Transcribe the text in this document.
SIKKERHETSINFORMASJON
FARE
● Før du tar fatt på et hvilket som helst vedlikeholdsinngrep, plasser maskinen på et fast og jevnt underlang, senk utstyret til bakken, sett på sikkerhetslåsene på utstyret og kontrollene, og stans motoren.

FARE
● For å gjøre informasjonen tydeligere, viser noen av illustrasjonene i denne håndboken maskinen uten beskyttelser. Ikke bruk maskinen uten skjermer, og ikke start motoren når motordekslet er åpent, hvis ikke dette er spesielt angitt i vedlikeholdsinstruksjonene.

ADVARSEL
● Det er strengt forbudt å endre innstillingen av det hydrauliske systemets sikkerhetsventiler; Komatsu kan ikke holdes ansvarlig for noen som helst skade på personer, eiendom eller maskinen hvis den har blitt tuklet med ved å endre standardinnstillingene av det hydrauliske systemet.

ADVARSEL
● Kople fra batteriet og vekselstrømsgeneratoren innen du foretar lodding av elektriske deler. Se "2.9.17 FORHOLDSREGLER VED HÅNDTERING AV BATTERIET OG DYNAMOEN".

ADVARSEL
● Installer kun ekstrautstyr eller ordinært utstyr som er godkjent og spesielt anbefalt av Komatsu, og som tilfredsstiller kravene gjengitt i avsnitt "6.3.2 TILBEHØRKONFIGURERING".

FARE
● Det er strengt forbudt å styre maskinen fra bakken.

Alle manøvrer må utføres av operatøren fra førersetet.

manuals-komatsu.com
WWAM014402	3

* * * *

**EXERCISE AIM**.
Copy out every line from the material above in which the word "strengt" appears.

**RESPONSE FOR THIS EXERCISE**.
● Det er strengt forbudt å endre innstillingen av det hydrauliske systemets sikkerhetsventiler; Komatsu kan ikke holdes ansvarlig for noen som helst skade på personer, eiendom eller maskinen hvis den har blitt tuklet med ved å endre standardinnstillingene av det hydrauliske systemet.
● Det er strengt forbudt å styre maskinen fra bakken.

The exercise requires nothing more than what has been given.